> [RECORDS FOR PROCESSING]:
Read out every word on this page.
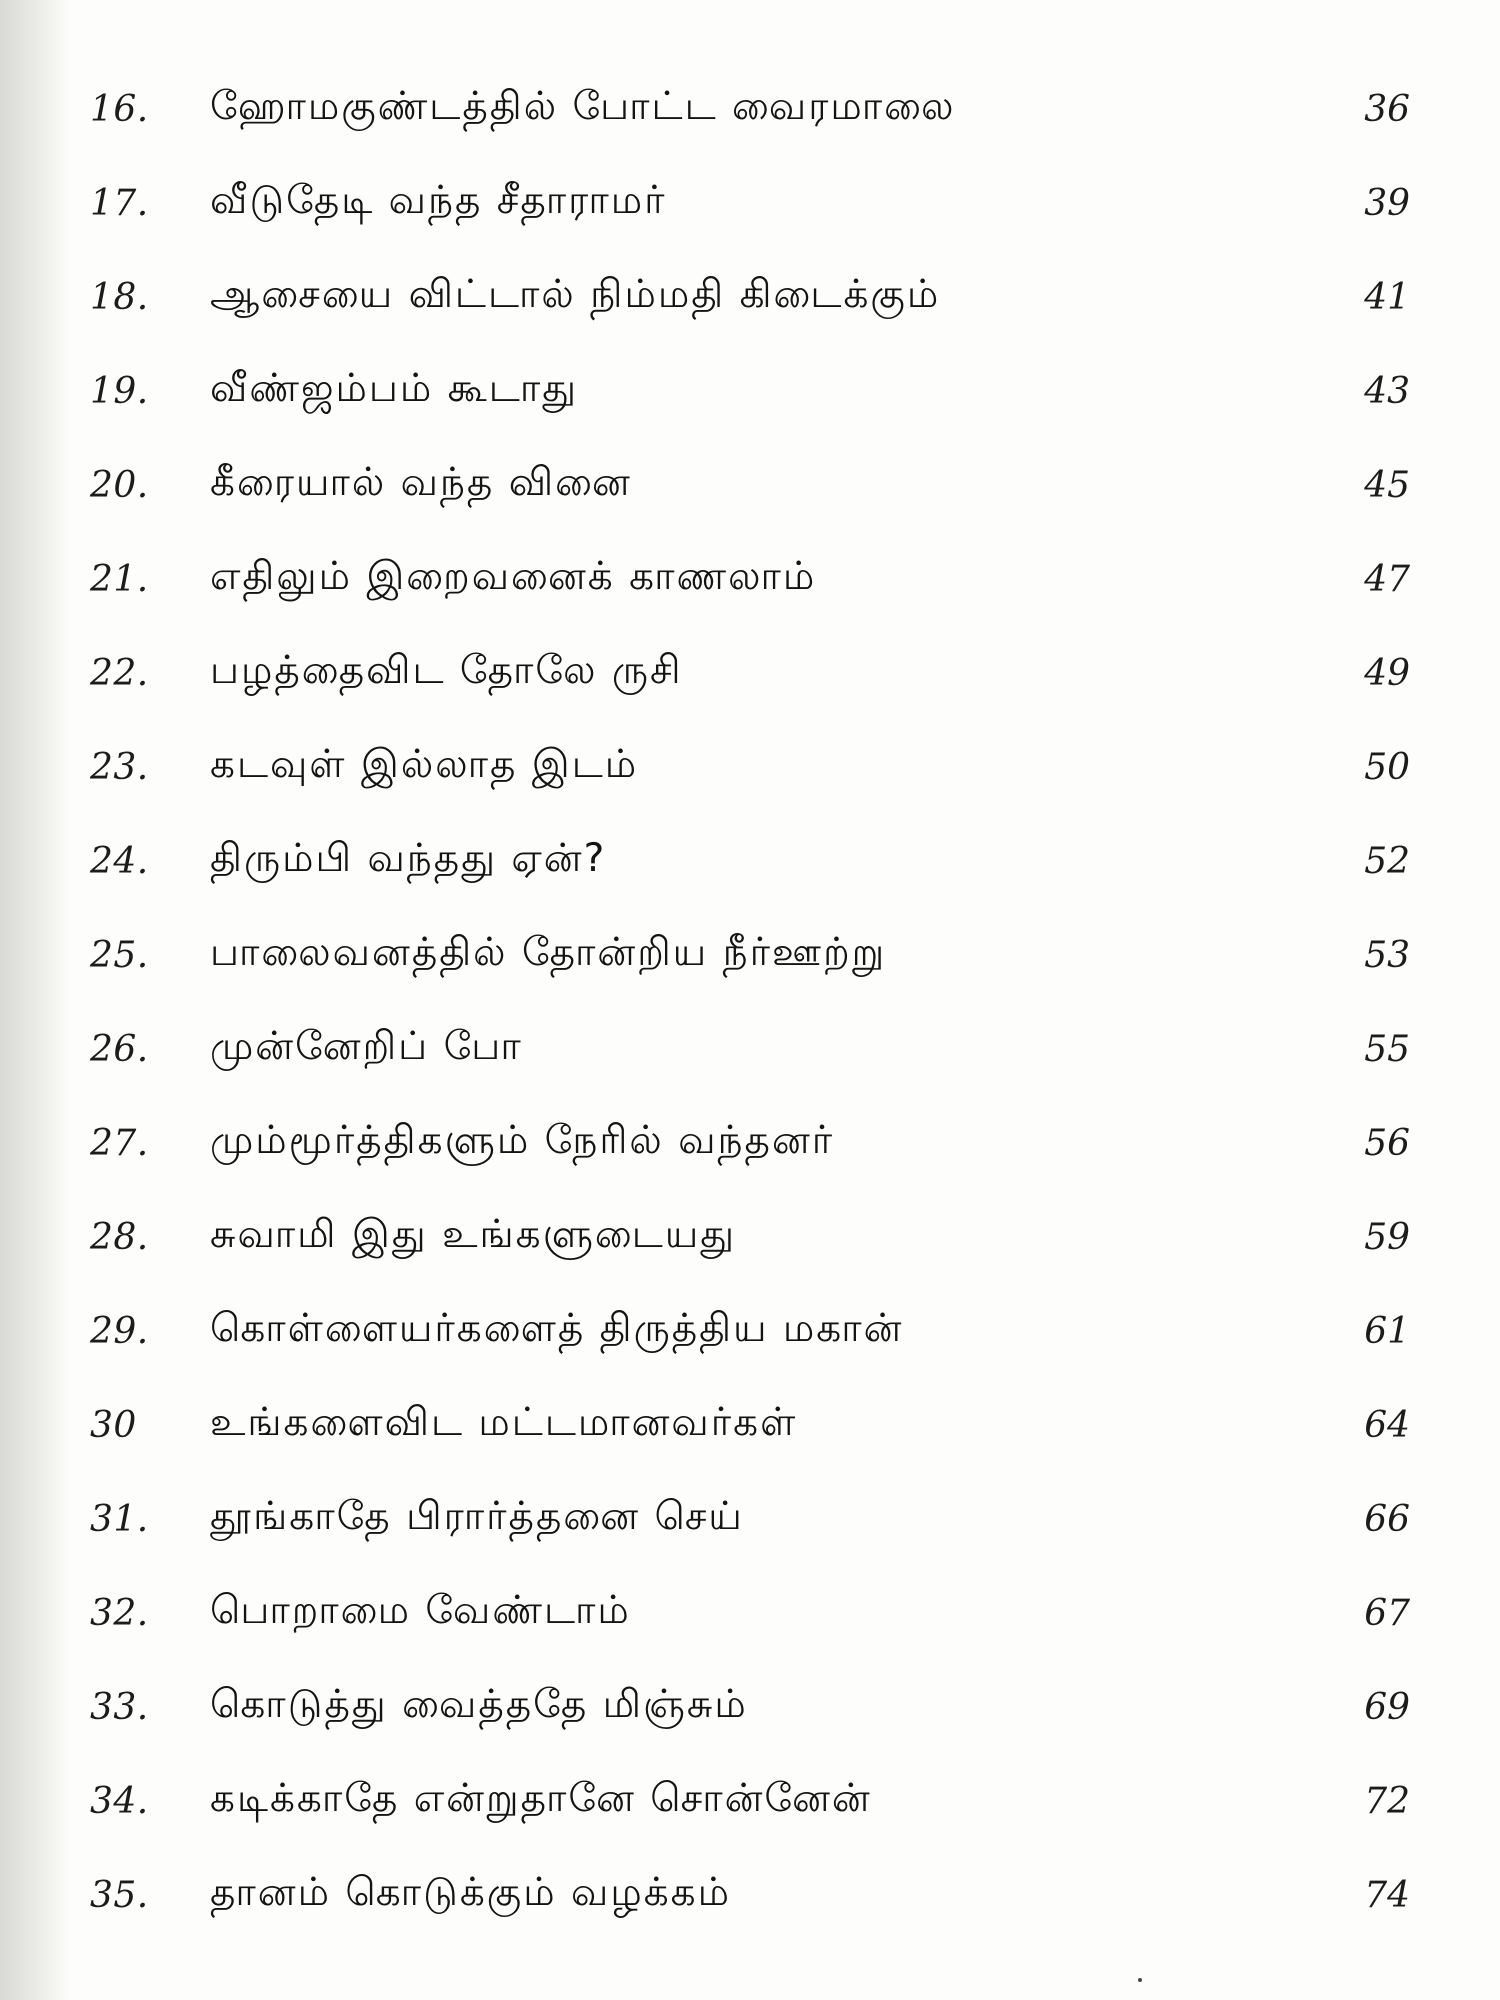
16.	ஹோமகுண்டத்தில் போட்ட வைரமாலை	36
17.	வீடுதேடி வந்த சீதாராமர்	39
18.	ஆசையை விட்டால் நிம்மதி கிடைக்கும்	41
19.	வீண்ஜம்பம் கூடாது	43
20.	கீரையால் வந்த வினை	45
21.	எதிலும் இறைவனைக் காணலாம்	47
22.	பழத்தைவிட தோலே ருசி	49
23.	கடவுள் இல்லாத இடம்	50
24.	திரும்பி வந்தது ஏன்?	52
25.	பாலைவனத்தில் தோன்றிய நீர்ஊற்று	53
26.	முன்னேறிப் போ	55
27.	மும்மூர்த்திகளும் நேரில் வந்தனர்	56
28.	சுவாமி இது உங்களுடையது	59
29.	கொள்ளையர்களைத் திருத்திய மகான்	61
30	உங்களைவிட மட்டமானவர்கள்	64
31.	தூங்காதே பிரார்த்தனை செய்	66
32.	பொறாமை வேண்டாம்	67
33.	கொடுத்து வைத்ததே மிஞ்சும்	69
34.	கடிக்காதே என்றுதானே சொன்னேன்	72
35.	தானம் கொடுக்கும் வழக்கம்	74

> [TASK TO COMPLETE]:
Would you mind returning each entry above word for word, skipping the images?

> [REPLY TO THE TASK]:
Read out every word on this page.
16.	ஹோமகுண்டத்தில் போட்ட வைரமாலை	36
17.	வீடுதேடி வந்த சீதாராமர்	39
18.	ஆசையை விட்டால் நிம்மதி கிடைக்கும்	41
19.	வீண்ஜம்பம் கூடாது	43
20.	கீரையால் வந்த வினை	45
21.	எதிலும் இறைவனைக் காணலாம்	47
22.	பழத்தைவிட தோலே ருசி	49
23.	கடவுள் இல்லாத இடம்	50
24.	திரும்பி வந்தது ஏன்?	52
25.	பாலைவனத்தில் தோன்றிய நீர்ஊற்று	53
26.	முன்னேறிப் போ	55
27.	மும்மூர்த்திகளும் நேரில் வந்தனர்	56
28.	சுவாமி இது உங்களுடையது	59
29.	கொள்ளையர்களைத் திருத்திய மகான்	61
30	உங்களைவிட மட்டமானவர்கள்	64
31.	தூங்காதே பிரார்த்தனை செய்	66
32.	பொறாமை வேண்டாம்	67
33.	கொடுத்து வைத்ததே மிஞ்சும்	69
34.	கடிக்காதே என்றுதானே சொன்னேன்	72
35.	தானம் கொடுக்கும் வழக்கம்	74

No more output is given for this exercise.